Count only the lines of the records that hold "optycznym", then give the number without any other words.

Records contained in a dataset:
▼▼▼

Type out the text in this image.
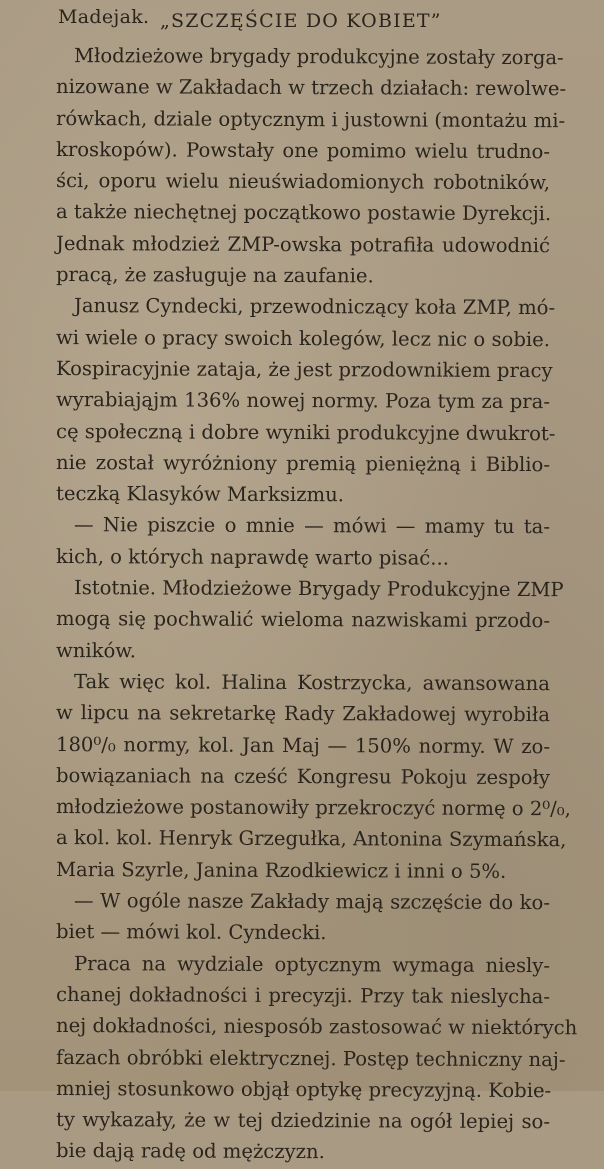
Madejak. „SZCZĘŚCIE DO KOBIET”
Młodzieżowe brygady produkcyjne zostały zorga-
nizowane w Zakładach w trzech działach: rewolwe-
rówkach, dziale optycznym i justowni (montażu mi-
kroskopów). Powstały one pomimo wielu trudno-
ści, oporu wielu nieuświadomionych robotników,
a także niechętnej początkowo postawie Dyrekcji.
Jednak młodzież ZMP-owska potrafiła udowodnić
pracą, że zasługuje na zaufanie.
Janusz Cyndecki, przewodniczący koła ZMP, mó-
wi wiele o pracy swoich kolegów, lecz nic o sobie.
Kospiracyjnie zataja, że jest przodownikiem pracy
wyrabiająjm 136% nowej normy. Poza tym za pra-
cę społeczną i dobre wyniki produkcyjne dwukrot-
nie został wyróżniony premią pieniężną i Biblio-
teczką Klasyków Marksizmu.
— Nie piszcie o mnie — mówi — mamy tu ta-
kich, o których naprawdę warto pisać...
Istotnie. Młodzieżowe Brygady Produkcyjne ZMP
mogą się pochwalić wieloma nazwiskami przodo-
wników.
Tak więc kol. Halina Kostrzycka, awansowana
w lipcu na sekretarkę Rady Zakładowej wyrobiła
180⁰/₀ normy, kol. Jan Maj — 150% normy. W zo-
bowiązaniach na cześć Kongresu Pokoju zespoły
młodzieżowe postanowiły przekroczyć normę o 2⁰/₀,
a kol. kol. Henryk Grzegułka, Antonina Szymańska,
Maria Szyrle, Janina Rzodkiewicz i inni o 5%.
— W ogóle nasze Zakłady mają szczęście do ko-
biet — mówi kol. Cyndecki.
Praca na wydziale optycznym wymaga niesly-
chanej dokładności i precyzji. Przy tak nieslycha-
nej dokładności, niesposób zastosować w niektórych
fazach obróbki elektrycznej. Postęp techniczny naj-
mniej stosunkowo objął optykę precyzyjną. Kobie-
ty wykazały, że w tej dziedzinie na ogół lepiej so-
bie dają radę od mężczyzn.
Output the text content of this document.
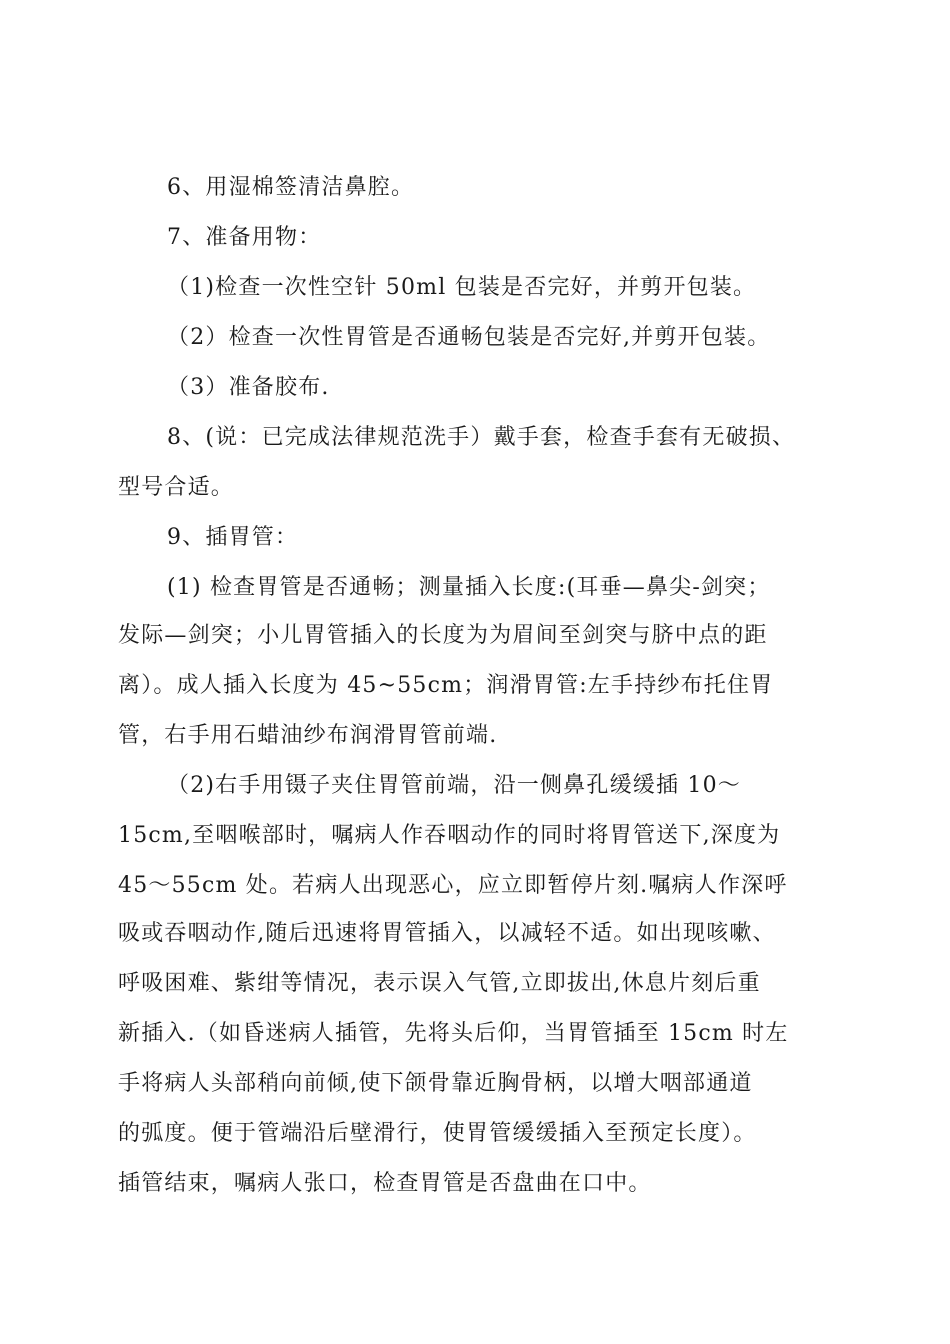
6、用湿棉签清洁鼻腔。
7、准备用物：
（1)检查一次性空针 50ml 包装是否完好，并剪开包装。
（2）检查一次性胃管是否通畅包装是否完好,并剪开包装。
（3）准备胶布.
8、(说：已完成法律规范洗手）戴手套，检查手套有无破损、
型号合适。
9、插胃管：
(1) 检查胃管是否通畅；测量插入长度:(耳垂—鼻尖-剑突；
发际—剑突；小儿胃管插入的长度为为眉间至剑突与脐中点的距
离）。成人插入长度为 45~55cm；润滑胃管:左手持纱布托住胃
管，右手用石蜡油纱布润滑胃管前端.
（2)右手用镊子夹住胃管前端，沿一侧鼻孔缓缓插 10～
15cm,至咽喉部时，嘱病人作吞咽动作的同时将胃管送下,深度为
45～55cm 处。若病人出现恶心，应立即暂停片刻.嘱病人作深呼
吸或吞咽动作,随后迅速将胃管插入，以减轻不适。如出现咳嗽、
呼吸困难、紫绀等情况，表示误入气管,立即拔出,休息片刻后重
新插入.（如昏迷病人插管，先将头后仰，当胃管插至 15cm 时左
手将病人头部稍向前倾,使下颌骨靠近胸骨柄，以增大咽部通道
的弧度。便于管端沿后壁滑行，使胃管缓缓插入至预定长度）。
插管结束，嘱病人张口，检查胃管是否盘曲在口中。
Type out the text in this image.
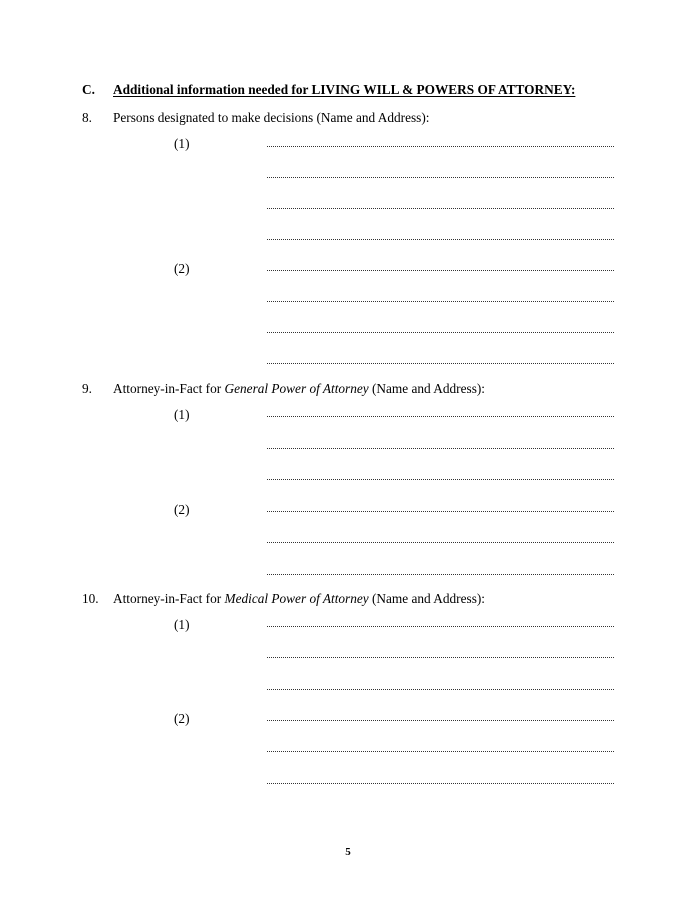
C. Additional information needed for LIVING WILL & POWERS OF ATTORNEY:
8. Persons designated to make decisions (Name and Address):
(1)
(2)
9. Attorney-in-Fact for General Power of Attorney (Name and Address):
(1)
(2)
10. Attorney-in-Fact for Medical Power of Attorney (Name and Address):
(1)
(2)
5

▲▲▲

● **Correct answer**: 2